═════ Records for the task

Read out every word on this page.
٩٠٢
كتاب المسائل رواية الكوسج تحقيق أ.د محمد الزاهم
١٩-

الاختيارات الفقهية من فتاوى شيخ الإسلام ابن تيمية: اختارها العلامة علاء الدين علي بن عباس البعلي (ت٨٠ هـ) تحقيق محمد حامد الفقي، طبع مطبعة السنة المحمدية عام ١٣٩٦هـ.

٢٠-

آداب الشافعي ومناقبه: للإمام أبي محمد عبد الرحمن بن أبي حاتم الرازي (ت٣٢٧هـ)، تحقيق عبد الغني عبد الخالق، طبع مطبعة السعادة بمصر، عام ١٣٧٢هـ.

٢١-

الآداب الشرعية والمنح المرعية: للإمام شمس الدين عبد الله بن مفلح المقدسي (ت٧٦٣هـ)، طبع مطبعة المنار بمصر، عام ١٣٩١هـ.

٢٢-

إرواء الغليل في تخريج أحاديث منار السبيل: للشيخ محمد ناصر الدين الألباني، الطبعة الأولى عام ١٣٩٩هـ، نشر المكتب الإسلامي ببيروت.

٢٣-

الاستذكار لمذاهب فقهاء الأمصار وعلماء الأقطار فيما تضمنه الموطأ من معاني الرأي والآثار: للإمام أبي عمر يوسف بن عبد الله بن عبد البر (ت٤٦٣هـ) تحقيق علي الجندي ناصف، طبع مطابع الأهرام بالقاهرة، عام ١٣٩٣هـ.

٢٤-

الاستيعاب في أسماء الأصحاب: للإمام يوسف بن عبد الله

══════════

What to produce
Extract the full set of entries word for word.

Answer below
Read out every word on this page.
٩٠٢
كتاب المسائل رواية الكوسج تحقيق أ.د محمد الزاهم
١٩-

الاختيارات الفقهية من فتاوى شيخ الإسلام ابن تيمية: اختارها العلامة علاء الدين علي بن عباس البعلي (ت٨٠ هـ) تحقيق محمد حامد الفقي، طبع مطبعة السنة المحمدية عام ١٣٩٦هـ.

٢٠-

آداب الشافعي ومناقبه: للإمام أبي محمد عبد الرحمن بن أبي حاتم الرازي (ت٣٢٧هـ)، تحقيق عبد الغني عبد الخالق، طبع مطبعة السعادة بمصر، عام ١٣٧٢هـ.

٢١-

الآداب الشرعية والمنح المرعية: للإمام شمس الدين عبد الله بن مفلح المقدسي (ت٧٦٣هـ)، طبع مطبعة المنار بمصر، عام ١٣٩١هـ.

٢٢-

إرواء الغليل في تخريج أحاديث منار السبيل: للشيخ محمد ناصر الدين الألباني، الطبعة الأولى عام ١٣٩٩هـ، نشر المكتب الإسلامي ببيروت.

٢٣-

الاستذكار لمذاهب فقهاء الأمصار وعلماء الأقطار فيما تضمنه الموطأ من معاني الرأي والآثار: للإمام أبي عمر يوسف بن عبد الله بن عبد البر (ت٤٦٣هـ) تحقيق علي الجندي ناصف، طبع مطابع الأهرام بالقاهرة، عام ١٣٩٣هـ.

٢٤-

الاستيعاب في أسماء الأصحاب: للإمام يوسف بن عبد الله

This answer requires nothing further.